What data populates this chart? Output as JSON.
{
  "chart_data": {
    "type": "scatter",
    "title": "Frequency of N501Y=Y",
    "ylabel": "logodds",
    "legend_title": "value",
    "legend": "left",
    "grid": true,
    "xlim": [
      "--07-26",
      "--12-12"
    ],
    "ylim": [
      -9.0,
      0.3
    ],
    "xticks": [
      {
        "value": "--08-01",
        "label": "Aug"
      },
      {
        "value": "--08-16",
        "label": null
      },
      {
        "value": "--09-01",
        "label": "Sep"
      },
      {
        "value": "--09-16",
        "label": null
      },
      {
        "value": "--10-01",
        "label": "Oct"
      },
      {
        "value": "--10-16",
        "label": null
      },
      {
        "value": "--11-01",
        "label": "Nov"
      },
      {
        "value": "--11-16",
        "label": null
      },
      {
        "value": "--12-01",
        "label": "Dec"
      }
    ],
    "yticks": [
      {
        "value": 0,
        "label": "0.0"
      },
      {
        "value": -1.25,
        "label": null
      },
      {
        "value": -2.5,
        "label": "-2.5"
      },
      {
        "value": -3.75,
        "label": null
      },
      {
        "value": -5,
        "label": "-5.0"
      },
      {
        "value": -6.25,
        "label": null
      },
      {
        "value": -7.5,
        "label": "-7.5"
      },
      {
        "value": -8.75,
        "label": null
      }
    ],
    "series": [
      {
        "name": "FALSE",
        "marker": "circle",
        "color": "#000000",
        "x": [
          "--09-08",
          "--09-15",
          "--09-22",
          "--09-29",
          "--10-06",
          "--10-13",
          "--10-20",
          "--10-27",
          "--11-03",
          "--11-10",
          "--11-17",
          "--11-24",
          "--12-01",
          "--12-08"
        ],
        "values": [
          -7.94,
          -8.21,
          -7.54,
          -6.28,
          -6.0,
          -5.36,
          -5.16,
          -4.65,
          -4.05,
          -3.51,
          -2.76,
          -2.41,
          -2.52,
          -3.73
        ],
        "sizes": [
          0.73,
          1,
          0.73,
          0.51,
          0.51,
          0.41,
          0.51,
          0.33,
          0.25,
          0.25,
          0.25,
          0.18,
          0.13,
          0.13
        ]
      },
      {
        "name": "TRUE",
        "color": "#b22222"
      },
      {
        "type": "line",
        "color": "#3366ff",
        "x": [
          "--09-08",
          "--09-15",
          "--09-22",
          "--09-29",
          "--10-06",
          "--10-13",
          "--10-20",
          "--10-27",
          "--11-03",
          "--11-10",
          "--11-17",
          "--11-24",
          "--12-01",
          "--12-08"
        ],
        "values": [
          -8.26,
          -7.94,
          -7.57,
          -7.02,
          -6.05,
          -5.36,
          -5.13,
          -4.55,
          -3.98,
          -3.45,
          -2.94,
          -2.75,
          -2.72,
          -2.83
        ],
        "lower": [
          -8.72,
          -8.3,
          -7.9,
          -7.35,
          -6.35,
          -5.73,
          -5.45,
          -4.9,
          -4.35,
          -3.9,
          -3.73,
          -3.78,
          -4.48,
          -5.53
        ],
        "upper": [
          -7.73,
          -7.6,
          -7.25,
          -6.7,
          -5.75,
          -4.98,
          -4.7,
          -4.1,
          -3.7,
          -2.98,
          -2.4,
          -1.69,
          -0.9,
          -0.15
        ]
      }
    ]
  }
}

^^^^^^^^^^^^^^^^

• **Task to complete**
Please restate the data word for word, every record included.

• **Worked solution**
What data populates this chart? Output as JSON.
{
  "chart_data": {
    "type": "scatter",
    "title": "Frequency of N501Y=Y",
    "ylabel": "logodds",
    "legend_title": "value",
    "legend": "left",
    "grid": true,
    "xlim": [
      "--07-26",
      "--12-12"
    ],
    "ylim": [
      -9.0,
      0.3
    ],
    "xticks": [
      {
        "value": "--08-01",
        "label": "Aug"
      },
      {
        "value": "--08-16",
        "label": null
      },
      {
        "value": "--09-01",
        "label": "Sep"
      },
      {
        "value": "--09-16",
        "label": null
      },
      {
        "value": "--10-01",
        "label": "Oct"
      },
      {
        "value": "--10-16",
        "label": null
      },
      {
        "value": "--11-01",
        "label": "Nov"
      },
      {
        "value": "--11-16",
        "label": null
      },
      {
        "value": "--12-01",
        "label": "Dec"
      }
    ],
    "yticks": [
      {
        "value": 0,
        "label": "0.0"
      },
      {
        "value": -1.25,
        "label": null
      },
      {
        "value": -2.5,
        "label": "-2.5"
      },
      {
        "value": -3.75,
        "label": null
      },
      {
        "value": -5,
        "label": "-5.0"
      },
      {
        "value": -6.25,
        "label": null
      },
      {
        "value": -7.5,
        "label": "-7.5"
      },
      {
        "value": -8.75,
        "label": null
      }
    ],
    "series": [
      {
        "name": "FALSE",
        "marker": "circle",
        "color": "#000000",
        "x": [
          "--09-08",
          "--09-15",
          "--09-22",
          "--09-29",
          "--10-06",
          "--10-13",
          "--10-20",
          "--10-27",
          "--11-03",
          "--11-10",
          "--11-17",
          "--11-24",
          "--12-01",
          "--12-08"
        ],
        "values": [
          -7.94,
          -8.21,
          -7.54,
          -6.28,
          -6.0,
          -5.36,
          -5.16,
          -4.65,
          -4.05,
          -3.51,
          -2.76,
          -2.41,
          -2.52,
          -3.73
        ],
        "sizes": [
          0.73,
          1,
          0.73,
          0.51,
          0.51,
          0.41,
          0.51,
          0.33,
          0.25,
          0.25,
          0.25,
          0.18,
          0.13,
          0.13
        ]
      },
      {
        "name": "TRUE",
        "color": "#b22222"
      },
      {
        "type": "line",
        "color": "#3366ff",
        "x": [
          "--09-08",
          "--09-15",
          "--09-22",
          "--09-29",
          "--10-06",
          "--10-13",
          "--10-20",
          "--10-27",
          "--11-03",
          "--11-10",
          "--11-17",
          "--11-24",
          "--12-01",
          "--12-08"
        ],
        "values": [
          -8.26,
          -7.94,
          -7.57,
          -7.02,
          -6.05,
          -5.36,
          -5.13,
          -4.55,
          -3.98,
          -3.45,
          -2.94,
          -2.75,
          -2.72,
          -2.83
        ],
        "lower": [
          -8.72,
          -8.3,
          -7.9,
          -7.35,
          -6.35,
          -5.73,
          -5.45,
          -4.9,
          -4.35,
          -3.9,
          -3.73,
          -3.78,
          -4.48,
          -5.53
        ],
        "upper": [
          -7.73,
          -7.6,
          -7.25,
          -6.7,
          -5.75,
          -4.98,
          -4.7,
          -4.1,
          -3.7,
          -2.98,
          -2.4,
          -1.69,
          -0.9,
          -0.15
        ]
      }
    ]
  }
}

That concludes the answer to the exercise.